━━ Working data
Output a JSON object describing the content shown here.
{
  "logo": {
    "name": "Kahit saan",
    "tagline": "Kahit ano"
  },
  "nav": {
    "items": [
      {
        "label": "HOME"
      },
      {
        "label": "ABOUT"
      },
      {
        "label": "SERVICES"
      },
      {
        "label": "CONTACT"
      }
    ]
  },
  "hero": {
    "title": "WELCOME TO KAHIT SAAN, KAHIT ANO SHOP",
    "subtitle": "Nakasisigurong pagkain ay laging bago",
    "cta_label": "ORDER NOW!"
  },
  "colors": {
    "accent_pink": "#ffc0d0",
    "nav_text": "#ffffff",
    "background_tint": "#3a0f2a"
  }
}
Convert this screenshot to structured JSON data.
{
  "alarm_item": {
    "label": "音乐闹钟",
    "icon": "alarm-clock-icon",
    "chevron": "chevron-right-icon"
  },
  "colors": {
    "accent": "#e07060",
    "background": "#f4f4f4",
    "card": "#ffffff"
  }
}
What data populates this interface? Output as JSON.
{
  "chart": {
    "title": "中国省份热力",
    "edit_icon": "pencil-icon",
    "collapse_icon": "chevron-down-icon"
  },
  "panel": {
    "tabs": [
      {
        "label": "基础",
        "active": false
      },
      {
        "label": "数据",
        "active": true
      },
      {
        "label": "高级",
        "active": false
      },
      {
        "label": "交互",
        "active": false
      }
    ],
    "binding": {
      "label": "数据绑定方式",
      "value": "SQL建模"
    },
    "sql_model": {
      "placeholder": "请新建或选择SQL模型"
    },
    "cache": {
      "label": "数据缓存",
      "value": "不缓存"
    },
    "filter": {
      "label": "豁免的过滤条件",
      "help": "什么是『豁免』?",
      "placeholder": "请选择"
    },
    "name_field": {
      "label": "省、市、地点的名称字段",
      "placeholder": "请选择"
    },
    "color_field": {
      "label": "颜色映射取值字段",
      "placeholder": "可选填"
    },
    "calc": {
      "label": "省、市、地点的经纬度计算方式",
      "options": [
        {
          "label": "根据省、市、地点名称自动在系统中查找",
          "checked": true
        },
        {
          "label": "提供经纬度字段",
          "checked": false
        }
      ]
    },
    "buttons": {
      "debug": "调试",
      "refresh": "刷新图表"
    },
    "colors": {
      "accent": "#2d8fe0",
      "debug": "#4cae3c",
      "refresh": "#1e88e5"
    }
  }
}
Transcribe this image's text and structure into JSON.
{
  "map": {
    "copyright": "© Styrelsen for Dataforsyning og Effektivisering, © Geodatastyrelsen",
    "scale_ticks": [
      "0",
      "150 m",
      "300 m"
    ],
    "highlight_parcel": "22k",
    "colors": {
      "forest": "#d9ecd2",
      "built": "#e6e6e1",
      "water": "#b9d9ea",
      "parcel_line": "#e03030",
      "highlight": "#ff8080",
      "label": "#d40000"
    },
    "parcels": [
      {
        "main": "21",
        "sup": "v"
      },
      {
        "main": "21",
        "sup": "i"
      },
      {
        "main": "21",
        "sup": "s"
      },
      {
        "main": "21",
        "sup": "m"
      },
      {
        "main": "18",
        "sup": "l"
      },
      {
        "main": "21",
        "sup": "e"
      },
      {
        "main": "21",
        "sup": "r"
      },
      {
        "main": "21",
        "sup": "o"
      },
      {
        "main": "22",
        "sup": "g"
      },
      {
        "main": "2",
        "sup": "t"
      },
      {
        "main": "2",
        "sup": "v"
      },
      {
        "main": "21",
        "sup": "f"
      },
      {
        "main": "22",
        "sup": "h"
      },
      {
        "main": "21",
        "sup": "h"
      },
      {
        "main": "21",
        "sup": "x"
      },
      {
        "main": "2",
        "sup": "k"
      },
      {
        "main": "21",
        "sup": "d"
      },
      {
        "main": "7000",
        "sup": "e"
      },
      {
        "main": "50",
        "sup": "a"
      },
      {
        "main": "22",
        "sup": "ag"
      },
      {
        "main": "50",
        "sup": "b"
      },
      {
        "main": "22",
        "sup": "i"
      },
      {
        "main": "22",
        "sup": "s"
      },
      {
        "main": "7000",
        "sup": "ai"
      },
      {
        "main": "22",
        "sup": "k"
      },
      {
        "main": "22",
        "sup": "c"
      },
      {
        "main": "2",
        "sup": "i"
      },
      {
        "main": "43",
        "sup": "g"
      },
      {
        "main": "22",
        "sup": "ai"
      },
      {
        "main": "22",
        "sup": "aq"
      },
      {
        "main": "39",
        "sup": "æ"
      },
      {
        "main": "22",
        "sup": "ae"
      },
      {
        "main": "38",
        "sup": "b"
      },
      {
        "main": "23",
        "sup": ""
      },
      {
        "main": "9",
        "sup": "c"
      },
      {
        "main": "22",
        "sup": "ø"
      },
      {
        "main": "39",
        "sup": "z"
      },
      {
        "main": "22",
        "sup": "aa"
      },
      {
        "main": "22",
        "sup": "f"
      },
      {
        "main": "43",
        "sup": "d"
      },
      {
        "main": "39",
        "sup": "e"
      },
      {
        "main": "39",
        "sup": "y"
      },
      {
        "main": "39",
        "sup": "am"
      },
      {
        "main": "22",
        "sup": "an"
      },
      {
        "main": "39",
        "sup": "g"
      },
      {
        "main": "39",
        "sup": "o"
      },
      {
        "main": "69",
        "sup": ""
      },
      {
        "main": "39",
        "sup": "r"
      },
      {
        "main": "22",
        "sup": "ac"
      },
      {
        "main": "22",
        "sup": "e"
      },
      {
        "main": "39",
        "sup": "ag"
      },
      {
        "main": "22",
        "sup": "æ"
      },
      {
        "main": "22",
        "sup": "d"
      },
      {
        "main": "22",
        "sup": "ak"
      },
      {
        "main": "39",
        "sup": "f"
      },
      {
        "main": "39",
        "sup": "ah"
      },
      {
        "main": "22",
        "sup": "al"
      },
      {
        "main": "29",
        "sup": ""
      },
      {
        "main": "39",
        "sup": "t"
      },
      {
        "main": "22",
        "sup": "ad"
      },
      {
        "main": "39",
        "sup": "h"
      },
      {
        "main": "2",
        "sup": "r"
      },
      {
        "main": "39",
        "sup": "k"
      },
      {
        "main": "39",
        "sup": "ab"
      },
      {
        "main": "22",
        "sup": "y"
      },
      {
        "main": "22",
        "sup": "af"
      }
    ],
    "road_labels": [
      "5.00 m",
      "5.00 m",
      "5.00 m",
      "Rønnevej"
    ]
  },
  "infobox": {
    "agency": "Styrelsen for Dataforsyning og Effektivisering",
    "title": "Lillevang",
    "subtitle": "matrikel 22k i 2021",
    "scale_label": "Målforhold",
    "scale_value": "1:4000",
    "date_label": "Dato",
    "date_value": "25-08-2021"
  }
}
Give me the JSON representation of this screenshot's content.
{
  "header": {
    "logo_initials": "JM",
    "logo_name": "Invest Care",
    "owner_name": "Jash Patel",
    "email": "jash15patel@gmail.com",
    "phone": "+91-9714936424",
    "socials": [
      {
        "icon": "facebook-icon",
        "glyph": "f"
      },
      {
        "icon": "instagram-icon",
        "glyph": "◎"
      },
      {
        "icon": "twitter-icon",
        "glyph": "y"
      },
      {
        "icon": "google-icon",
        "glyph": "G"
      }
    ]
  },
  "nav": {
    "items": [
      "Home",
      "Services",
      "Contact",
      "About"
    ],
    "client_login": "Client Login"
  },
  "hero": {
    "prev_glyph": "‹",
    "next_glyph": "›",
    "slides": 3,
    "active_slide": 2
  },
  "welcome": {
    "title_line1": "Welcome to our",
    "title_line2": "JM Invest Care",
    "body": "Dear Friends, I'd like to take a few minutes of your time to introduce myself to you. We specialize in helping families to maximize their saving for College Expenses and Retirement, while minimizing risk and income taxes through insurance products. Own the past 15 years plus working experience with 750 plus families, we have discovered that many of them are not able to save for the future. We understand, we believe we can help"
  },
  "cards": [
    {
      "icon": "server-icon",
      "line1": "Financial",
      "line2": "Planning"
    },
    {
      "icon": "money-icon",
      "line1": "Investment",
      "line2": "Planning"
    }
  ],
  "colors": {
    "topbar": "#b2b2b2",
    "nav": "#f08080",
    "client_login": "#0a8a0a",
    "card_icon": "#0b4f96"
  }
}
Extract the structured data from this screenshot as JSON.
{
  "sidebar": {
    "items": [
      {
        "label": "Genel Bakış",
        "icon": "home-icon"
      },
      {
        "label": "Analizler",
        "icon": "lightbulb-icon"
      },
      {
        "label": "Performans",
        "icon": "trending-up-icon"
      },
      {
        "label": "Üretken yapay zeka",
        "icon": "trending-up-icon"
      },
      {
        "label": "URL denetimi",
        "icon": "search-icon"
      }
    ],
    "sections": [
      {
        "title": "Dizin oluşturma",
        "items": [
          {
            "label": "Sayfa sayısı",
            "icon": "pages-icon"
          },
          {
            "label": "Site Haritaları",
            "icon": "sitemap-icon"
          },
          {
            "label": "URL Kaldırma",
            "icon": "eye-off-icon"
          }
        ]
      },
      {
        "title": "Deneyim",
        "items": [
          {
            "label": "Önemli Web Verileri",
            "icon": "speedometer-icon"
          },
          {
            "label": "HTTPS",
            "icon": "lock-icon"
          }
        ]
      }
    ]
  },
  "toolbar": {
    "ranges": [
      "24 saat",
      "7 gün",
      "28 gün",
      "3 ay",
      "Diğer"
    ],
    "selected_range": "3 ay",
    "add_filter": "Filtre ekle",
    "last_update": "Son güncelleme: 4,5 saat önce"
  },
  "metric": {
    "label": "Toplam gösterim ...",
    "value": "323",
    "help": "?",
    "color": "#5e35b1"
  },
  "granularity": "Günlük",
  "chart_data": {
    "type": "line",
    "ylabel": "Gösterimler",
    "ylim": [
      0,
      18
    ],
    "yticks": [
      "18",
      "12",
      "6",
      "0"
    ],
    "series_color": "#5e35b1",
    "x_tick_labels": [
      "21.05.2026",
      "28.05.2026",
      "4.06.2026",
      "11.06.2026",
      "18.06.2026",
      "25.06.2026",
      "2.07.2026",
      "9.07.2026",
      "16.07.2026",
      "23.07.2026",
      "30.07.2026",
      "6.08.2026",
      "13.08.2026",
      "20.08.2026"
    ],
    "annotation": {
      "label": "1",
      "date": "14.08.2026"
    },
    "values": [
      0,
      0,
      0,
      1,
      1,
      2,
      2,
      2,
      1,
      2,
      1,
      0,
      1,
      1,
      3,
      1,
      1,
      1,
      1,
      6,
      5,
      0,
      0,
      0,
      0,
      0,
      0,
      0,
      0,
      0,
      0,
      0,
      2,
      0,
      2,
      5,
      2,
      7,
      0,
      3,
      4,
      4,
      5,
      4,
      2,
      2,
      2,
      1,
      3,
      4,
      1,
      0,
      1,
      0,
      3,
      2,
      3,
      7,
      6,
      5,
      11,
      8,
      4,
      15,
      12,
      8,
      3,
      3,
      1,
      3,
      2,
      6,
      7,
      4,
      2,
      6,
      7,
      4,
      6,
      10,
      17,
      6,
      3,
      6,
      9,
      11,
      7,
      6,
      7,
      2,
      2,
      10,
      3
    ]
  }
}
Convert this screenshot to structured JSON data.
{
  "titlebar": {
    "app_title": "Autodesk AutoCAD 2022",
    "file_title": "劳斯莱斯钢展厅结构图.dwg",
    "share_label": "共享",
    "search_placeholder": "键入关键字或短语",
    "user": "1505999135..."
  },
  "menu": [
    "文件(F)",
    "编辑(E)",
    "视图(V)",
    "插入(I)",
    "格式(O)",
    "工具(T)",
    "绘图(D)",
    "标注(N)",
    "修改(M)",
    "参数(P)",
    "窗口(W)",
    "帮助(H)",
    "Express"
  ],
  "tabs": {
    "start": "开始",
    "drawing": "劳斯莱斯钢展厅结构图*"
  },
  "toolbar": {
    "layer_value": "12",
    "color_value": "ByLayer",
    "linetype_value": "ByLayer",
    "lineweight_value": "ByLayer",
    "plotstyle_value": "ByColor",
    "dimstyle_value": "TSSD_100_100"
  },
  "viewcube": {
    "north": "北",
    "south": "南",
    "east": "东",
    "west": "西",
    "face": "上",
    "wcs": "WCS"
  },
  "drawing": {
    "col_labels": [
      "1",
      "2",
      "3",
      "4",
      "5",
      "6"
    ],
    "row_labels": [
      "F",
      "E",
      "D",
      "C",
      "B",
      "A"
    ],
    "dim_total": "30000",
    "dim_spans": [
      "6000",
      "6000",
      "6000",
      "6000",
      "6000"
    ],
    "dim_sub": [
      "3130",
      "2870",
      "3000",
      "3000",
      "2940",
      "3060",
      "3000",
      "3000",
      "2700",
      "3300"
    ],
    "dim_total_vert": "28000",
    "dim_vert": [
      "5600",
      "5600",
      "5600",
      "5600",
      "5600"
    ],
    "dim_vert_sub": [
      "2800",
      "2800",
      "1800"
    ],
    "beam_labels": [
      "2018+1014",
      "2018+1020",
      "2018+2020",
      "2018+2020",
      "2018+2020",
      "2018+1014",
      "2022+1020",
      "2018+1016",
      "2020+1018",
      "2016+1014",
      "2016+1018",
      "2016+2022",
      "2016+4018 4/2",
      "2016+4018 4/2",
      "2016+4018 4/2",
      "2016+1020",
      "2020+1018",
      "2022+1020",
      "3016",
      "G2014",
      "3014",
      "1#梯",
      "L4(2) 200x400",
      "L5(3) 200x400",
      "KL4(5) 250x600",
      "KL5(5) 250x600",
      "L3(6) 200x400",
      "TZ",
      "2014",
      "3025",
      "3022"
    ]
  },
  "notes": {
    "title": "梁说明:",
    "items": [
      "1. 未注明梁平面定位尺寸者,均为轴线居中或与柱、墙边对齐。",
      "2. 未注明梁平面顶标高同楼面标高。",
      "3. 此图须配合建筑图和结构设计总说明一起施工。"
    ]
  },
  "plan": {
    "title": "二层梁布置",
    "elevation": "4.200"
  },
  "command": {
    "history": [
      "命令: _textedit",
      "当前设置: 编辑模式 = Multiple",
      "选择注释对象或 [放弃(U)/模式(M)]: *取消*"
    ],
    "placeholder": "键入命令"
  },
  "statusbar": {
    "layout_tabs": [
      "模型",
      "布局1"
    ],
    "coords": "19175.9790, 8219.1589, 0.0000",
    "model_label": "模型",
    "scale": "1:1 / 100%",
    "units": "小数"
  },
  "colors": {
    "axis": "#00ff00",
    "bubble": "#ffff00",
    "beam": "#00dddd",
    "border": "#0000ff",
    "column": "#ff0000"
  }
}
━━━━
The task: Check each line of the entries for the string "content". Copy the lines that have it.

Task output:
Output a JSON object describing the content shown here.
Give me the JSON representation of this screenshot's content.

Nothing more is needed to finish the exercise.